__Short exercise__:
Extract all lines in the data that contain the word "xlabel".

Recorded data
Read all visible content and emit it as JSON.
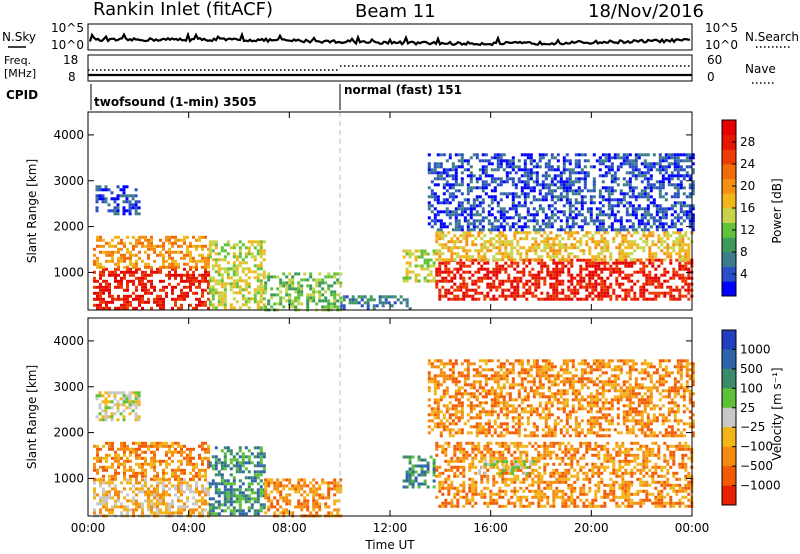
{
  "header": {
    "station": "Rankin Inlet (fitACF)",
    "beam": "Beam 11",
    "date": "18/Nov/2016"
  },
  "top_panels": {
    "nsky_label": "N.Sky",
    "nsearch_label": "N.Search",
    "nsky_ticks": [
      "10^5",
      "10^0"
    ],
    "nsearch_ticks": [
      "10^5",
      "10^0"
    ],
    "freq_label": "Freq.",
    "freq_unit": "[MHz]",
    "freq_ticks": [
      "18",
      "8"
    ],
    "nave_label": "Nave",
    "nave_ticks": [
      "60",
      "0"
    ],
    "cpid_label": "CPID",
    "cpid_segments": [
      {
        "label": "twofsound (1-min) 3505",
        "start_hour": 0
      },
      {
        "label": "normal (fast) 151",
        "start_hour": 10
      }
    ]
  },
  "chart_data": [
    {
      "type": "heatmap",
      "name": "power",
      "ylabel": "Slant Range [km]",
      "ylim": [
        180,
        4500
      ],
      "y_ticks": [
        1000,
        2000,
        3000,
        4000
      ],
      "y_tick_labels": [
        "1000",
        "2000",
        "3000",
        "4000"
      ],
      "x_ticks": [
        0,
        4,
        8,
        12,
        16,
        20,
        24
      ],
      "x_tick_labels": [
        "00:00",
        "04:00",
        "08:00",
        "12:00",
        "16:00",
        "20:00",
        "00:00"
      ],
      "xlim": [
        0,
        24
      ],
      "colorbar": {
        "label": "Power [dB]",
        "tick_labels": [
          "4",
          "8",
          "12",
          "16",
          "20",
          "24",
          "28"
        ],
        "colors": [
          "#0000ff",
          "#2a4ec8",
          "#3d7a8e",
          "#3c9a5a",
          "#5fc23a",
          "#c7d44a",
          "#f1b61a",
          "#f49112",
          "#f36a09",
          "#ee3a03",
          "#e61700",
          "#e60000"
        ]
      },
      "regions": [
        {
          "t": [
            0.2,
            4.8
          ],
          "r": [
            200,
            1100
          ],
          "c": 10
        },
        {
          "t": [
            0.2,
            4.8
          ],
          "r": [
            1100,
            1800
          ],
          "c": 7
        },
        {
          "t": [
            0.3,
            2.0
          ],
          "r": [
            2300,
            2900
          ],
          "c": 1
        },
        {
          "t": [
            4.8,
            7.0
          ],
          "r": [
            200,
            1700
          ],
          "c": 5
        },
        {
          "t": [
            7.0,
            10.0
          ],
          "r": [
            200,
            1000
          ],
          "c": 4
        },
        {
          "t": [
            10.0,
            12.8
          ],
          "r": [
            200,
            500
          ],
          "c": 2
        },
        {
          "t": [
            12.5,
            13.8
          ],
          "r": [
            800,
            1500
          ],
          "c": 5
        },
        {
          "t": [
            13.8,
            24.0
          ],
          "r": [
            400,
            1300
          ],
          "c": 10
        },
        {
          "t": [
            13.8,
            24.0
          ],
          "r": [
            1300,
            1900
          ],
          "c": 6
        },
        {
          "t": [
            13.5,
            24.0
          ],
          "r": [
            1900,
            3600
          ],
          "c": 1
        }
      ]
    },
    {
      "type": "heatmap",
      "name": "velocity",
      "ylabel": "Slant Range [km]",
      "ylim": [
        180,
        4500
      ],
      "y_ticks": [
        1000,
        2000,
        3000,
        4000
      ],
      "y_tick_labels": [
        "1000",
        "2000",
        "3000",
        "4000"
      ],
      "x_ticks": [
        0,
        4,
        8,
        12,
        16,
        20,
        24
      ],
      "x_tick_labels": [
        "00:00",
        "04:00",
        "08:00",
        "12:00",
        "16:00",
        "20:00",
        "00:00"
      ],
      "xlim": [
        0,
        24
      ],
      "xlabel": "Time UT",
      "colorbar": {
        "label": "Velocity [m s⁻¹]",
        "tick_labels": [
          "1000",
          "500",
          "100",
          "25",
          "−25",
          "−100",
          "−500",
          "−1000"
        ],
        "colors": [
          "#1f3fbf",
          "#2f64a8",
          "#3b8a6a",
          "#5cc139",
          "#c8c8c8",
          "#f2b416",
          "#f48a10",
          "#f25a06",
          "#e62000"
        ]
      },
      "regions": [
        {
          "t": [
            0.2,
            4.8
          ],
          "r": [
            200,
            1000
          ],
          "c": 5
        },
        {
          "t": [
            0.2,
            4.8
          ],
          "r": [
            1000,
            1800
          ],
          "c": 6
        },
        {
          "t": [
            0.3,
            2.0
          ],
          "r": [
            2300,
            2900
          ],
          "c": 4
        },
        {
          "t": [
            4.8,
            7.0
          ],
          "r": [
            200,
            1700
          ],
          "c": 2
        },
        {
          "t": [
            7.0,
            10.0
          ],
          "r": [
            200,
            1000
          ],
          "c": 6
        },
        {
          "t": [
            12.5,
            13.8
          ],
          "r": [
            800,
            1500
          ],
          "c": 2
        },
        {
          "t": [
            13.8,
            24.0
          ],
          "r": [
            400,
            1800
          ],
          "c": 6
        },
        {
          "t": [
            15.5,
            18.0
          ],
          "r": [
            1100,
            1400
          ],
          "c": 4
        },
        {
          "t": [
            13.5,
            24.0
          ],
          "r": [
            1900,
            3600
          ],
          "c": 6
        }
      ]
    }
  ]
}
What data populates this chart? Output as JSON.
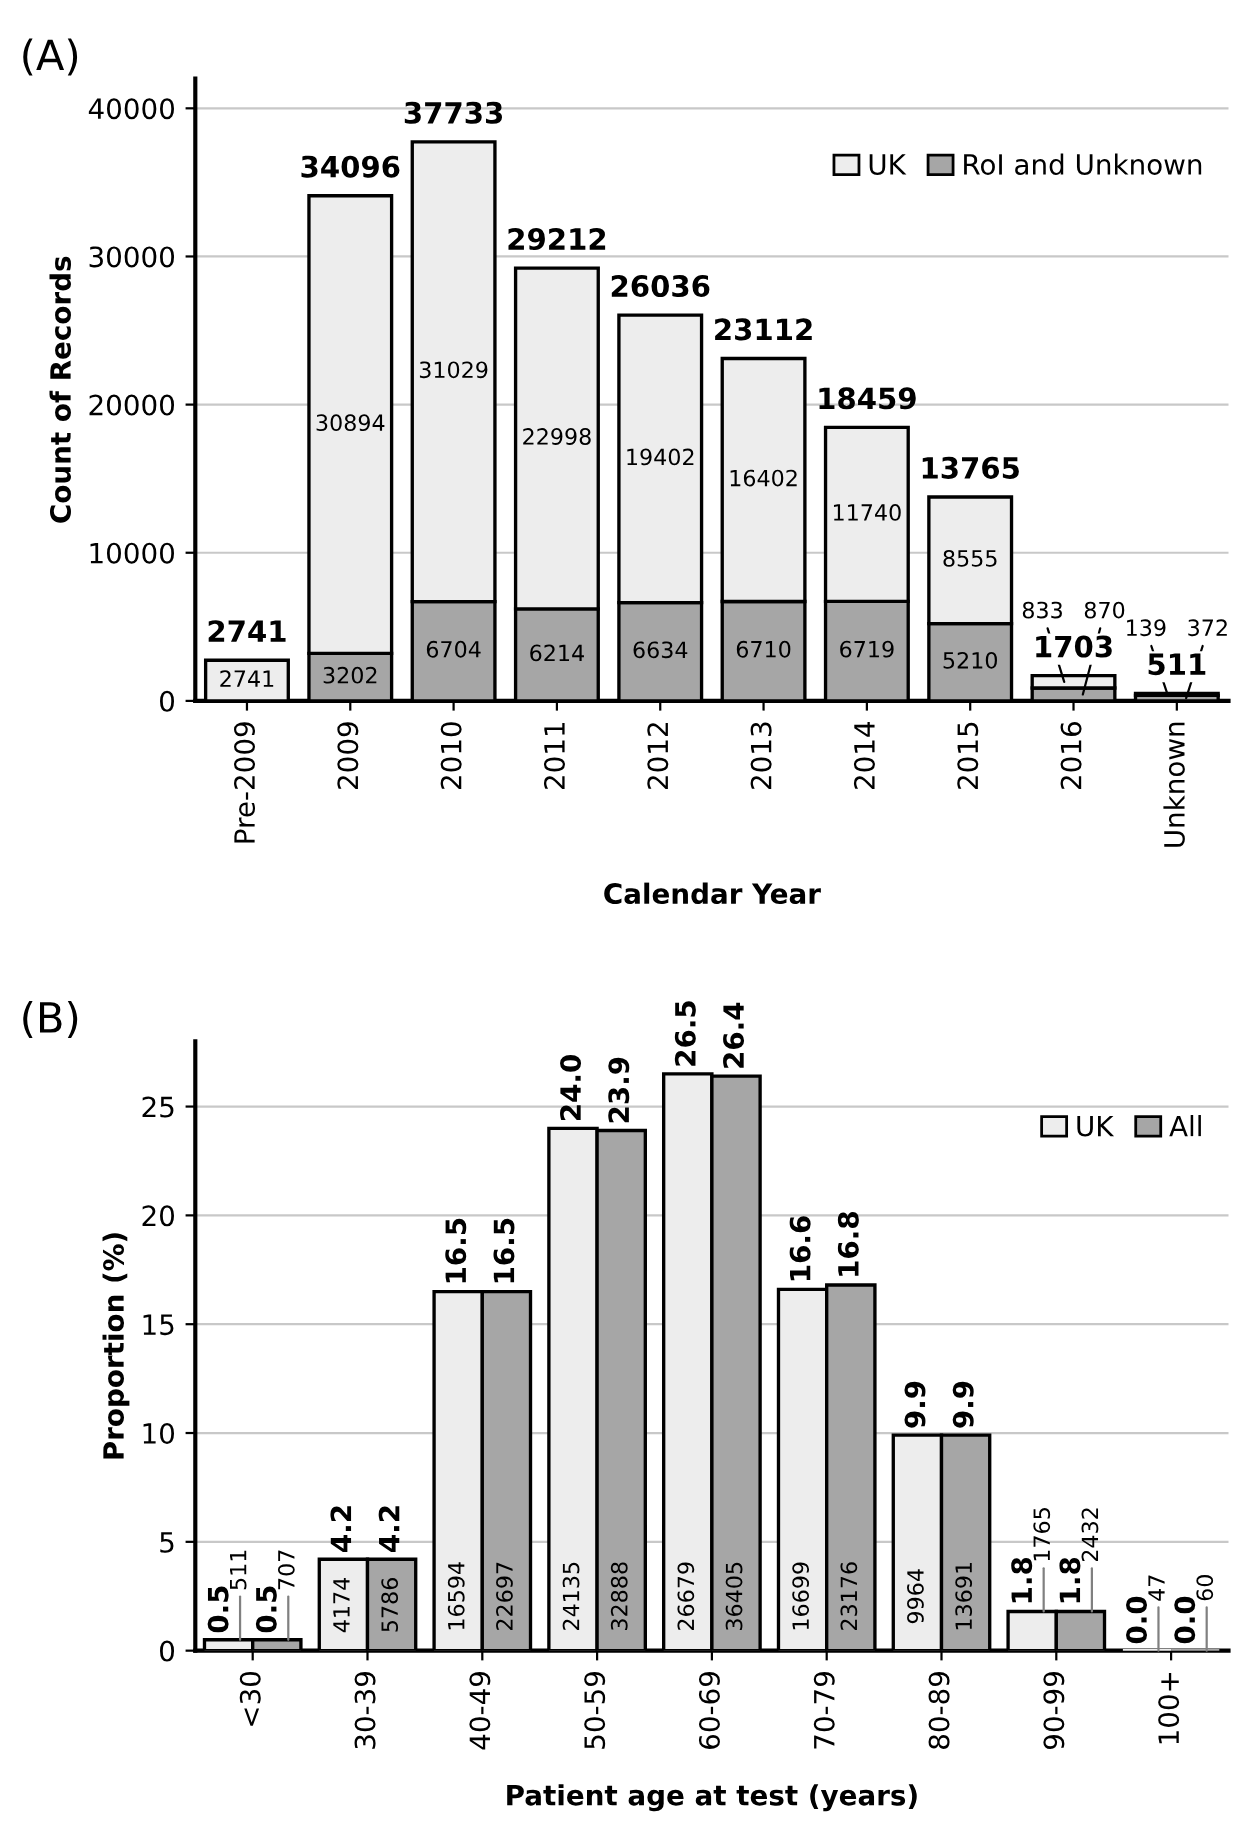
{
  "chart_data": [
    {
      "type": "bar",
      "title": "(A)",
      "xlabel": "Calendar Year",
      "ylabel": "Count of Records",
      "stacked": true,
      "categories": [
        "Pre-2009",
        "2009",
        "2010",
        "2011",
        "2012",
        "2013",
        "2014",
        "2015",
        "2016",
        "Unknown"
      ],
      "series": [
        {
          "name": "RoI and Unknown",
          "color": "#a6a6a6",
          "values": [
            0,
            3202,
            6704,
            6214,
            6634,
            6710,
            6719,
            5210,
            870,
            372
          ],
          "value_labels": [
            null,
            "3202",
            "6704",
            "6214",
            "6634",
            "6710",
            "6719",
            "5210",
            "870",
            "372"
          ]
        },
        {
          "name": "UK",
          "color": "#ededed",
          "values": [
            2741,
            30894,
            31029,
            22998,
            19402,
            16402,
            11740,
            8555,
            833,
            139
          ],
          "value_labels": [
            "2741",
            "30894",
            "31029",
            "22998",
            "19402",
            "16402",
            "11740",
            "8555",
            "833",
            "139"
          ]
        }
      ],
      "totals": [
        "2741",
        "34096",
        "37733",
        "29212",
        "26036",
        "23112",
        "18459",
        "13765",
        "1703",
        "511"
      ],
      "ylim": [
        0,
        42000
      ],
      "yticks": [
        0,
        10000,
        20000,
        30000,
        40000
      ],
      "grid": "y",
      "legend": "top right"
    },
    {
      "type": "bar",
      "title": "(B)",
      "xlabel": "Patient age at test (years)",
      "ylabel": "Proportion (%)",
      "categories": [
        "<30",
        "30-39",
        "40-49",
        "50-59",
        "60-69",
        "70-79",
        "80-89",
        "90-99",
        "100+"
      ],
      "series": [
        {
          "name": "UK",
          "color": "#ededed",
          "values": [
            0.5,
            4.2,
            16.5,
            24.0,
            26.5,
            16.6,
            9.9,
            1.8,
            0.0
          ],
          "value_labels": [
            "0.5",
            "4.2",
            "16.5",
            "24.0",
            "26.5",
            "16.6",
            "9.9",
            "1.8",
            "0.0"
          ]
        },
        {
          "name": "All",
          "color": "#a6a6a6",
          "values": [
            0.5,
            4.2,
            16.5,
            23.9,
            26.4,
            16.8,
            9.9,
            1.8,
            0.0
          ],
          "value_labels": [
            "0.5",
            "4.2",
            "16.5",
            "23.9",
            "26.4",
            "16.8",
            "9.9",
            "1.8",
            "0.0"
          ]
        }
      ],
      "annotations": [
        {
          "text": "511",
          "x": "<30",
          "y": 0.5
        },
        {
          "text": "4174",
          "x": "30-39",
          "y": 2.1
        },
        {
          "text": "16594",
          "x": "40-49",
          "y": 2.5
        },
        {
          "text": "24135",
          "x": "50-59",
          "y": 2.5
        },
        {
          "text": "26679",
          "x": "60-69",
          "y": 2.5
        },
        {
          "text": "16699",
          "x": "70-79",
          "y": 2.5
        },
        {
          "text": "9964",
          "x": "80-89",
          "y": 2.5
        },
        {
          "text": "1765",
          "x": "90-99",
          "y": 1.8
        },
        {
          "text": "47",
          "x": "100+",
          "y": 0.0
        },
        {
          "text": "707",
          "x": "<30",
          "y": 0.5
        },
        {
          "text": "5786",
          "x": "30-39",
          "y": 2.1
        },
        {
          "text": "22697",
          "x": "40-49",
          "y": 2.5
        },
        {
          "text": "32888",
          "x": "50-59",
          "y": 2.5
        },
        {
          "text": "36405",
          "x": "60-69",
          "y": 2.5
        },
        {
          "text": "23176",
          "x": "70-79",
          "y": 2.5
        },
        {
          "text": "13691",
          "x": "80-89",
          "y": 2.5
        },
        {
          "text": "2432",
          "x": "90-99",
          "y": 1.8
        },
        {
          "text": "60",
          "x": "100+",
          "y": 0.0
        }
      ],
      "ylim": [
        0,
        28
      ],
      "yticks": [
        0,
        5,
        10,
        15,
        20,
        25
      ],
      "grid": "y",
      "legend": "top right"
    }
  ]
}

__Response to the exercise__:
      "xlabel": "Time UT",
      "xlabel": "Calendar Year",
      "xlabel": "Patient age at test (years)",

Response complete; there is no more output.